[Data records]
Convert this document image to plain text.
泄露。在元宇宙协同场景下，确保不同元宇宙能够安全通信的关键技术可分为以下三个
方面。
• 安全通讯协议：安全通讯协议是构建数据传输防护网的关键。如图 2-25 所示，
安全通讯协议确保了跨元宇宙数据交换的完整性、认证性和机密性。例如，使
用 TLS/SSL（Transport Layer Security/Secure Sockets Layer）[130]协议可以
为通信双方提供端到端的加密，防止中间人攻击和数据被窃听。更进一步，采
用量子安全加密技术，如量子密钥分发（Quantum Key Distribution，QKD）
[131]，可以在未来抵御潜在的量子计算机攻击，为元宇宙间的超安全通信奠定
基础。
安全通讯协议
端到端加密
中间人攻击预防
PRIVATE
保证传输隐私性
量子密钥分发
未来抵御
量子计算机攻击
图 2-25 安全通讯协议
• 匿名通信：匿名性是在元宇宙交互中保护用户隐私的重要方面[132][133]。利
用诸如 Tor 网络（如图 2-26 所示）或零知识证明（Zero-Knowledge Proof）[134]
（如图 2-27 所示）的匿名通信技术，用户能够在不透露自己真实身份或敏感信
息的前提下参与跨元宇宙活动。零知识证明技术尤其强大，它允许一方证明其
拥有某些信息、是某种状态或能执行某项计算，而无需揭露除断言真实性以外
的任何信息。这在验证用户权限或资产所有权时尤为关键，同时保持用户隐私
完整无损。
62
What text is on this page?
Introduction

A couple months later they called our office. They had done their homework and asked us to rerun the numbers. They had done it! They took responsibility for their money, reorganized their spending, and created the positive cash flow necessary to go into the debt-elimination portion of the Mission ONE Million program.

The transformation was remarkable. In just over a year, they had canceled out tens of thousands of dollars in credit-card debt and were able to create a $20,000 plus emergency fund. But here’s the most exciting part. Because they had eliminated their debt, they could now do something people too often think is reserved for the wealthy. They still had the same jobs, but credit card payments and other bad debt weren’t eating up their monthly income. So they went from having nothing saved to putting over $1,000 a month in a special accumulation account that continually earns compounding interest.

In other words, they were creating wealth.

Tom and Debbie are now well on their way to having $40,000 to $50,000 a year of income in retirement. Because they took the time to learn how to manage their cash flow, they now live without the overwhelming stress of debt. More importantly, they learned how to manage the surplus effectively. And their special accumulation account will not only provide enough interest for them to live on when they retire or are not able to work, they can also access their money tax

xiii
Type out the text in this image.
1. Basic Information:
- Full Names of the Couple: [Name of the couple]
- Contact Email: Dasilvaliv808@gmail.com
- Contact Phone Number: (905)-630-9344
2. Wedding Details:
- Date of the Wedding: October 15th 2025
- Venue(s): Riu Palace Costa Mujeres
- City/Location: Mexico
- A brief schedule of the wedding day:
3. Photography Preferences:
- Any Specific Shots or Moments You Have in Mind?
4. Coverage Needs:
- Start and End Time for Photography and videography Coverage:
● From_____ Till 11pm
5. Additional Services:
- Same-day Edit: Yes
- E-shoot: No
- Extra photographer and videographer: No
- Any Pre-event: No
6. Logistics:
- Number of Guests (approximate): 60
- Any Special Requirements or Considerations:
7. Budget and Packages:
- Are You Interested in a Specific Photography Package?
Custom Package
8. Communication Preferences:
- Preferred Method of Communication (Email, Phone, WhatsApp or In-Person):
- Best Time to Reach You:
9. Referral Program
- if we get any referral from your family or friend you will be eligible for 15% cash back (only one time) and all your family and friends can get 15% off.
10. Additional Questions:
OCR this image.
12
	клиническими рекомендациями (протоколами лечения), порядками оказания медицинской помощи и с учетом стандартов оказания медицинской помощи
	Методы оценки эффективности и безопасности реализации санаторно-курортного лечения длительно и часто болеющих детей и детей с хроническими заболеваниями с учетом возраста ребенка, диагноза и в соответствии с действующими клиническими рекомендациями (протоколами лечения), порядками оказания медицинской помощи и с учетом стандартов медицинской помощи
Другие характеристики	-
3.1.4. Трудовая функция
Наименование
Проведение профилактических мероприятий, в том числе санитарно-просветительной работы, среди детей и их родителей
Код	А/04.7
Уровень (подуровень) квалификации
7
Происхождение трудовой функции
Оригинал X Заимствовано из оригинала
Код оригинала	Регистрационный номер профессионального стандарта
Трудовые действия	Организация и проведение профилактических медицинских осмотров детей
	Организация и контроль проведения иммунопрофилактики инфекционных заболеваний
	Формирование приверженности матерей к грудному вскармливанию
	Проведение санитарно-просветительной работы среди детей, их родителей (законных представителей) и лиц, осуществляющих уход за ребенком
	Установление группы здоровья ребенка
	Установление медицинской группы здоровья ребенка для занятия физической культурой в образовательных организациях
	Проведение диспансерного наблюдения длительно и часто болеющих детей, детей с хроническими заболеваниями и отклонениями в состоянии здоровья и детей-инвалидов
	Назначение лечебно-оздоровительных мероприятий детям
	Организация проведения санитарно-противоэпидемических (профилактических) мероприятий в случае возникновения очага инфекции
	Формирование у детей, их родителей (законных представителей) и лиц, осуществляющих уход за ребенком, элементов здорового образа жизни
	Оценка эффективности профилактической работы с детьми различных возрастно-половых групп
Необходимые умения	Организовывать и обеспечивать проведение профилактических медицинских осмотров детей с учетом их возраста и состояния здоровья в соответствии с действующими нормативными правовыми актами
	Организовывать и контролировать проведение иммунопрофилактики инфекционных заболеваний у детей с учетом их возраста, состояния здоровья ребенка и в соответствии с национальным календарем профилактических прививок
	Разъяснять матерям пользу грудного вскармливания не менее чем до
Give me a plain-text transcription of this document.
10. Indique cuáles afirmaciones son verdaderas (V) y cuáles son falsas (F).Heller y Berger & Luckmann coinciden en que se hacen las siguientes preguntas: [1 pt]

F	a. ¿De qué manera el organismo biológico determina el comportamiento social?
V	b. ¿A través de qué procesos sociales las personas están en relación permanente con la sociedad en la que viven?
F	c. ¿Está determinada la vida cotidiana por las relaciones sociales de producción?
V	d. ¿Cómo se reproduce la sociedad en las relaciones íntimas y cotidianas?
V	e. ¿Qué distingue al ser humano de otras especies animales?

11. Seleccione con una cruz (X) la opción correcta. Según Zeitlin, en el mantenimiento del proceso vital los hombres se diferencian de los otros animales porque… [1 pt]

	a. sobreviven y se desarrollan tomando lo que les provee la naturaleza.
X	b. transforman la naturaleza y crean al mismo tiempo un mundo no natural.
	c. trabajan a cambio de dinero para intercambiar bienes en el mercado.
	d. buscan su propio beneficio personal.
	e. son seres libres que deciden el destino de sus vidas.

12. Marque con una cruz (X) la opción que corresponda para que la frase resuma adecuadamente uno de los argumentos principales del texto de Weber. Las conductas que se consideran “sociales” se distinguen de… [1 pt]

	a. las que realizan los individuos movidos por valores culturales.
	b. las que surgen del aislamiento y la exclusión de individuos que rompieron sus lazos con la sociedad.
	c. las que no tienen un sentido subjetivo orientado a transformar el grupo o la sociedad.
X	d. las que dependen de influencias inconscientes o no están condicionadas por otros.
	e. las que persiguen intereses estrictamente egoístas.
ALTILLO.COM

Exercise instructions: Give all of the entries again, word for word.

Solution to the problem:
Convert this document image to plain text.
泄露。在元宇宙协同场景下，确保不同元宇宙能够安全通信的关键技术可分为以下三个
方面。
• 安全通讯协议：安全通讯协议是构建数据传输防护网的关键。如图 2-25 所示，
安全通讯协议确保了跨元宇宙数据交换的完整性、认证性和机密性。例如，使
用 TLS/SSL（Transport Layer Security/Secure Sockets Layer）[130]协议可以
为通信双方提供端到端的加密，防止中间人攻击和数据被窃听。更进一步，采
用量子安全加密技术，如量子密钥分发（Quantum Key Distribution，QKD）
[131]，可以在未来抵御潜在的量子计算机攻击，为元宇宙间的超安全通信奠定
基础。
安全通讯协议
端到端加密
中间人攻击预防
PRIVATE
保证传输隐私性
量子密钥分发
未来抵御
量子计算机攻击
图 2-25 安全通讯协议
• 匿名通信：匿名性是在元宇宙交互中保护用户隐私的重要方面[132][133]。利
用诸如 Tor 网络（如图 2-26 所示）或零知识证明（Zero-Knowledge Proof）[134]
（如图 2-27 所示）的匿名通信技术，用户能够在不透露自己真实身份或敏感信
息的前提下参与跨元宇宙活动。零知识证明技术尤其强大，它允许一方证明其
拥有某些信息、是某种状态或能执行某项计算，而无需揭露除断言真实性以外
的任何信息。这在验证用户权限或资产所有权时尤为关键，同时保持用户隐私
完整无损。
62
What text is on this page?
Introduction

A couple months later they called our office. They had done their homework and asked us to rerun the numbers. They had done it! They took responsibility for their money, reorganized their spending, and created the positive cash flow necessary to go into the debt-elimination portion of the Mission ONE Million program.

The transformation was remarkable. In just over a year, they had canceled out tens of thousands of dollars in credit-card debt and were able to create a $20,000 plus emergency fund. But here’s the most exciting part. Because they had eliminated their debt, they could now do something people too often think is reserved for the wealthy. They still had the same jobs, but credit card payments and other bad debt weren’t eating up their monthly income. So they went from having nothing saved to putting over $1,000 a month in a special accumulation account that continually earns compounding interest.

In other words, they were creating wealth.

Tom and Debbie are now well on their way to having $40,000 to $50,000 a year of income in retirement. Because they took the time to learn how to manage their cash flow, they now live without the overwhelming stress of debt. More importantly, they learned how to manage the surplus effectively. And their special accumulation account will not only provide enough interest for them to live on when they retire or are not able to work, they can also access their money tax

xiii
Type out the text in this image.
1. Basic Information:
- Full Names of the Couple: [Name of the couple]
- Contact Email: Dasilvaliv808@gmail.com
- Contact Phone Number: (905)-630-9344
2. Wedding Details:
- Date of the Wedding: October 15th 2025
- Venue(s): Riu Palace Costa Mujeres
- City/Location: Mexico
- A brief schedule of the wedding day:
3. Photography Preferences:
- Any Specific Shots or Moments You Have in Mind?
4. Coverage Needs:
- Start and End Time for Photography and videography Coverage:
● From_____ Till 11pm
5. Additional Services:
- Same-day Edit: Yes
- E-shoot: No
- Extra photographer and videographer: No
- Any Pre-event: No
6. Logistics:
- Number of Guests (approximate): 60
- Any Special Requirements or Considerations:
7. Budget and Packages:
- Are You Interested in a Specific Photography Package?
Custom Package
8. Communication Preferences:
- Preferred Method of Communication (Email, Phone, WhatsApp or In-Person):
- Best Time to Reach You:
9. Referral Program
- if we get any referral from your family or friend you will be eligible for 15% cash back (only one time) and all your family and friends can get 15% off.
10. Additional Questions:
OCR this image.
12
	клиническими рекомендациями (протоколами лечения), порядками оказания медицинской помощи и с учетом стандартов оказания медицинской помощи
	Методы оценки эффективности и безопасности реализации санаторно-курортного лечения длительно и часто болеющих детей и детей с хроническими заболеваниями с учетом возраста ребенка, диагноза и в соответствии с действующими клиническими рекомендациями (протоколами лечения), порядками оказания медицинской помощи и с учетом стандартов медицинской помощи
Другие характеристики	-
3.1.4. Трудовая функция
Наименование
Проведение профилактических мероприятий, в том числе санитарно-просветительной работы, среди детей и их родителей
Код	А/04.7
Уровень (подуровень) квалификации
7
Происхождение трудовой функции
Оригинал X Заимствовано из оригинала
Код оригинала	Регистрационный номер профессионального стандарта
Трудовые действия	Организация и проведение профилактических медицинских осмотров детей
	Организация и контроль проведения иммунопрофилактики инфекционных заболеваний
	Формирование приверженности матерей к грудному вскармливанию
	Проведение санитарно-просветительной работы среди детей, их родителей (законных представителей) и лиц, осуществляющих уход за ребенком
	Установление группы здоровья ребенка
	Установление медицинской группы здоровья ребенка для занятия физической культурой в образовательных организациях
	Проведение диспансерного наблюдения длительно и часто болеющих детей, детей с хроническими заболеваниями и отклонениями в состоянии здоровья и детей-инвалидов
	Назначение лечебно-оздоровительных мероприятий детям
	Организация проведения санитарно-противоэпидемических (профилактических) мероприятий в случае возникновения очага инфекции
	Формирование у детей, их родителей (законных представителей) и лиц, осуществляющих уход за ребенком, элементов здорового образа жизни
	Оценка эффективности профилактической работы с детьми различных возрастно-половых групп
Необходимые умения	Организовывать и обеспечивать проведение профилактических медицинских осмотров детей с учетом их возраста и состояния здоровья в соответствии с действующими нормативными правовыми актами
	Организовывать и контролировать проведение иммунопрофилактики инфекционных заболеваний у детей с учетом их возраста, состояния здоровья ребенка и в соответствии с национальным календарем профилактических прививок
	Разъяснять матерям пользу грудного вскармливания не менее чем до
Give me a plain-text transcription of this document.
10. Indique cuáles afirmaciones son verdaderas (V) y cuáles son falsas (F).Heller y Berger & Luckmann coinciden en que se hacen las siguientes preguntas: [1 pt]

F	a. ¿De qué manera el organismo biológico determina el comportamiento social?
V	b. ¿A través de qué procesos sociales las personas están en relación permanente con la sociedad en la que viven?
F	c. ¿Está determinada la vida cotidiana por las relaciones sociales de producción?
V	d. ¿Cómo se reproduce la sociedad en las relaciones íntimas y cotidianas?
V	e. ¿Qué distingue al ser humano de otras especies animales?

11. Seleccione con una cruz (X) la opción correcta. Según Zeitlin, en el mantenimiento del proceso vital los hombres se diferencian de los otros animales porque… [1 pt]

	a. sobreviven y se desarrollan tomando lo que les provee la naturaleza.
X	b. transforman la naturaleza y crean al mismo tiempo un mundo no natural.
	c. trabajan a cambio de dinero para intercambiar bienes en el mercado.
	d. buscan su propio beneficio personal.
	e. son seres libres que deciden el destino de sus vidas.

12. Marque con una cruz (X) la opción que corresponda para que la frase resuma adecuadamente uno de los argumentos principales del texto de Weber. Las conductas que se consideran “sociales” se distinguen de… [1 pt]

	a. las que realizan los individuos movidos por valores culturales.
	b. las que surgen del aislamiento y la exclusión de individuos que rompieron sus lazos con la sociedad.
	c. las que no tienen un sentido subjetivo orientado a transformar el grupo o la sociedad.
X	d. las que dependen de influencias inconscientes o no están condicionadas por otros.
	e. las que persiguen intereses estrictamente egoístas.
ALTILLO.COM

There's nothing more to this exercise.